_Short exercise_: Every line of the records must be repeated exactly; pictures stay out.

_Extracted entries_:

— begin —

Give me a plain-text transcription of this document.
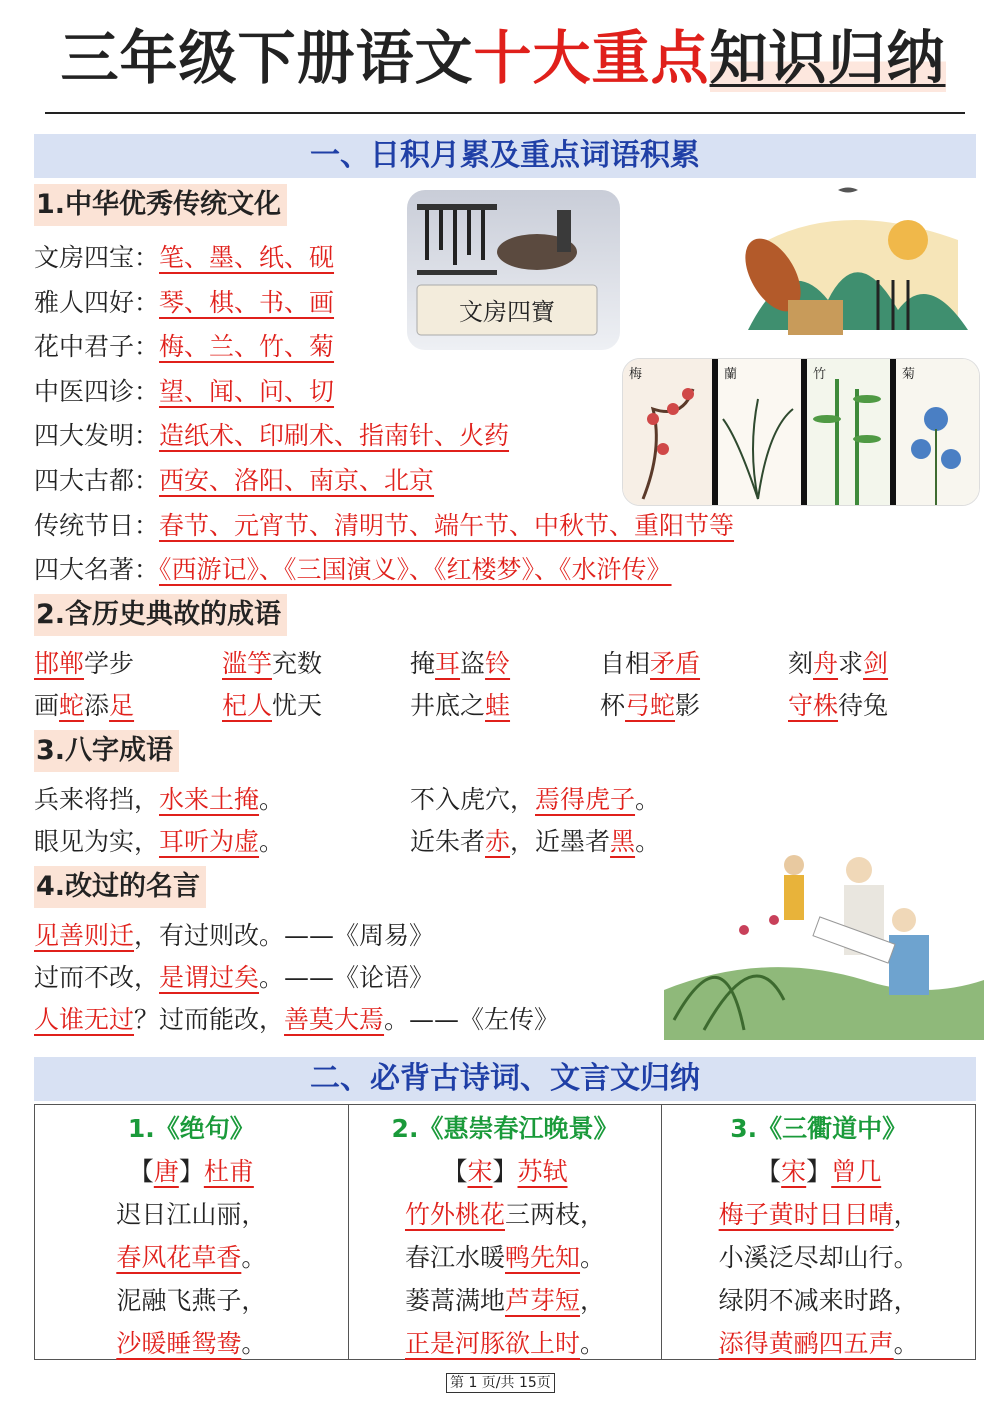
三年级下册语文十大重点知识归纳
一、日积月累及重点词语积累
1.中华优秀传统文化
文房四宝：笔、墨、纸、砚
雅人四好：琴、棋、书、画
花中君子：梅、兰、竹、菊
中医四诊：望、闻、问、切
四大发明：造纸术、印刷术、指南针、火药
四大古都：西安、洛阳、南京、北京
传统节日：春节、元宵节、清明节、端午节、中秋节、重阳节等
四大名著：《西游记》、《三国演义》、《红楼梦》、《水浒传》
文房四寶
梅	蘭	竹	菊
2.含历史典故的成语
邯郸学步	滥竽充数	掩耳盗铃	自相矛盾	刻舟求剑
画蛇添足	杞人忧天	井底之蛙	杯弓蛇影	守株待兔
3.八字成语
兵来将挡，水来土掩。	不入虎穴，焉得虎子。
眼见为实，耳听为虚。	近朱者赤，近墨者黑。
4.改过的名言
见善则迁，有过则改。——《周易》
过而不改，是谓过矣。——《论语》
人谁无过？过而能改，善莫大焉。——《左传》
二、必背古诗词、文言文归纳
1.《绝句》
【唐】杜甫
迟日江山丽，
春风花草香。
泥融飞燕子，
沙暖睡鸳鸯。
2.《惠崇春江晚景》
【宋】苏轼
竹外桃花三两枝，
春江水暖鸭先知。
蒌蒿满地芦芽短，
正是河豚欲上时。
3.《三衢道中》
【宋】曾几
梅子黄时日日晴，
小溪泛尽却山行。
绿阴不减来时路，
添得黄鹂四五声。
第 1 页/共 15页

— end —

_Response for this exercise_:
Give me a plain-text transcription of this document.
三年级下册语文十大重点知识归纳
一、日积月累及重点词语积累
1.中华优秀传统文化
文房四宝：笔、墨、纸、砚
雅人四好：琴、棋、书、画
花中君子：梅、兰、竹、菊
中医四诊：望、闻、问、切
四大发明：造纸术、印刷术、指南针、火药
四大古都：西安、洛阳、南京、北京
传统节日：春节、元宵节、清明节、端午节、中秋节、重阳节等
四大名著：《西游记》、《三国演义》、《红楼梦》、《水浒传》
文房四寶
梅	蘭	竹	菊
2.含历史典故的成语
邯郸学步	滥竽充数	掩耳盗铃	自相矛盾	刻舟求剑
画蛇添足	杞人忧天	井底之蛙	杯弓蛇影	守株待兔
3.八字成语
兵来将挡，水来土掩。	不入虎穴，焉得虎子。
眼见为实，耳听为虚。	近朱者赤，近墨者黑。
4.改过的名言
见善则迁，有过则改。——《周易》
过而不改，是谓过矣。——《论语》
人谁无过？过而能改，善莫大焉。——《左传》
二、必背古诗词、文言文归纳
1.《绝句》
【唐】杜甫
迟日江山丽，
春风花草香。
泥融飞燕子，
沙暖睡鸳鸯。
2.《惠崇春江晚景》
【宋】苏轼
竹外桃花三两枝，
春江水暖鸭先知。
蒌蒿满地芦芽短，
正是河豚欲上时。
3.《三衢道中》
【宋】曾几
梅子黄时日日晴，
小溪泛尽却山行。
绿阴不减来时路，
添得黄鹂四五声。
第 1 页/共 15页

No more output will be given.